*Work to do*
Copy out every line exactly, passing over the pictures.

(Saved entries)

>>>>>

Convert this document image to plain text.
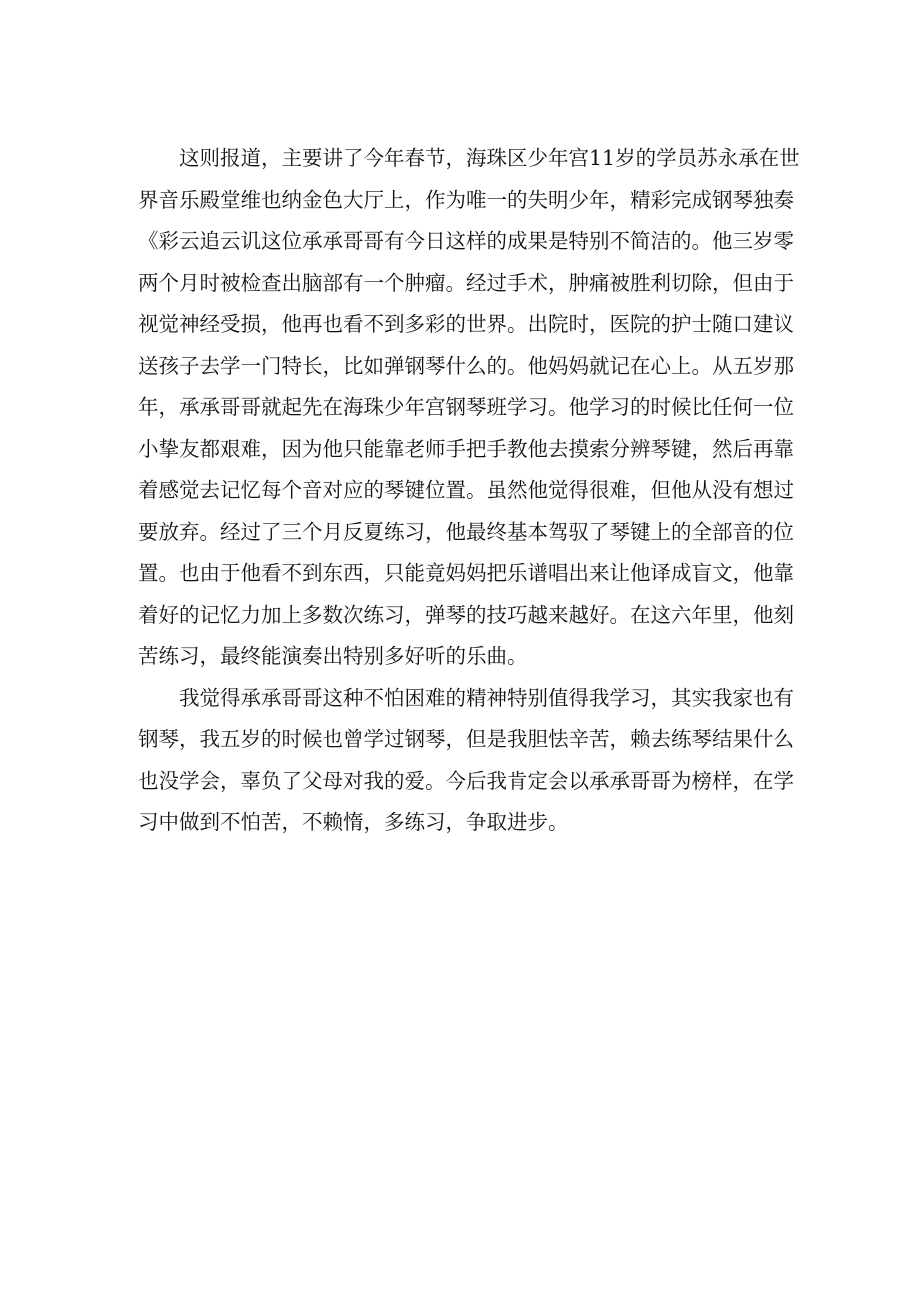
这则报道，主要讲了今年春节，海珠区少年宫11岁的学员苏永承在世
界音乐殿堂维也纳金色大厅上，作为唯一的失明少年，精彩完成钢琴独奏
《彩云追云讥这位承承哥哥有今日这样的成果是特别不简洁的。他三岁零
两个月时被检查出脑部有一个肿瘤。经过手术，肿痛被胜利切除，但由于
视觉神经受损，他再也看不到多彩的世界。出院时，医院的护士随口建议
送孩子去学一门特长，比如弹钢琴什么的。他妈妈就记在心上。从五岁那
年，承承哥哥就起先在海珠少年宫钢琴班学习。他学习的时候比任何一位
小挚友都艰难，因为他只能靠老师手把手教他去摸索分辨琴键，然后再靠
着感觉去记忆每个音对应的琴键位置。虽然他觉得很难，但他从没有想过
要放弃。经过了三个月反夏练习，他最终基本驾驭了琴键上的全部音的位
置。也由于他看不到东西，只能竟妈妈把乐谱唱出来让他译成盲文，他靠
着好的记忆力加上多数次练习，弹琴的技巧越来越好。在这六年里，他刻
苦练习，最终能演奏出特别多好听的乐曲。
我觉得承承哥哥这种不怕困难的精神特别值得我学习，其实我家也有
钢琴，我五岁的时候也曾学过钢琴，但是我胆怯辛苦，赖去练琴结果什么
也没学会，辜负了父母对我的爱。今后我肯定会以承承哥哥为榜样，在学
习中做到不怕苦，不赖惰，多练习，争取进步。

<<<<<

*Exercise response*
Convert this document image to plain text.
这则报道，主要讲了今年春节，海珠区少年宫11岁的学员苏永承在世
界音乐殿堂维也纳金色大厅上，作为唯一的失明少年，精彩完成钢琴独奏
《彩云追云讥这位承承哥哥有今日这样的成果是特别不简洁的。他三岁零
两个月时被检查出脑部有一个肿瘤。经过手术，肿痛被胜利切除，但由于
视觉神经受损，他再也看不到多彩的世界。出院时，医院的护士随口建议
送孩子去学一门特长，比如弹钢琴什么的。他妈妈就记在心上。从五岁那
年，承承哥哥就起先在海珠少年宫钢琴班学习。他学习的时候比任何一位
小挚友都艰难，因为他只能靠老师手把手教他去摸索分辨琴键，然后再靠
着感觉去记忆每个音对应的琴键位置。虽然他觉得很难，但他从没有想过
要放弃。经过了三个月反夏练习，他最终基本驾驭了琴键上的全部音的位
置。也由于他看不到东西，只能竟妈妈把乐谱唱出来让他译成盲文，他靠
着好的记忆力加上多数次练习，弹琴的技巧越来越好。在这六年里，他刻
苦练习，最终能演奏出特别多好听的乐曲。
我觉得承承哥哥这种不怕困难的精神特别值得我学习，其实我家也有
钢琴，我五岁的时候也曾学过钢琴，但是我胆怯辛苦，赖去练琴结果什么
也没学会，辜负了父母对我的爱。今后我肯定会以承承哥哥为榜样，在学
习中做到不怕苦，不赖惰，多练习，争取进步。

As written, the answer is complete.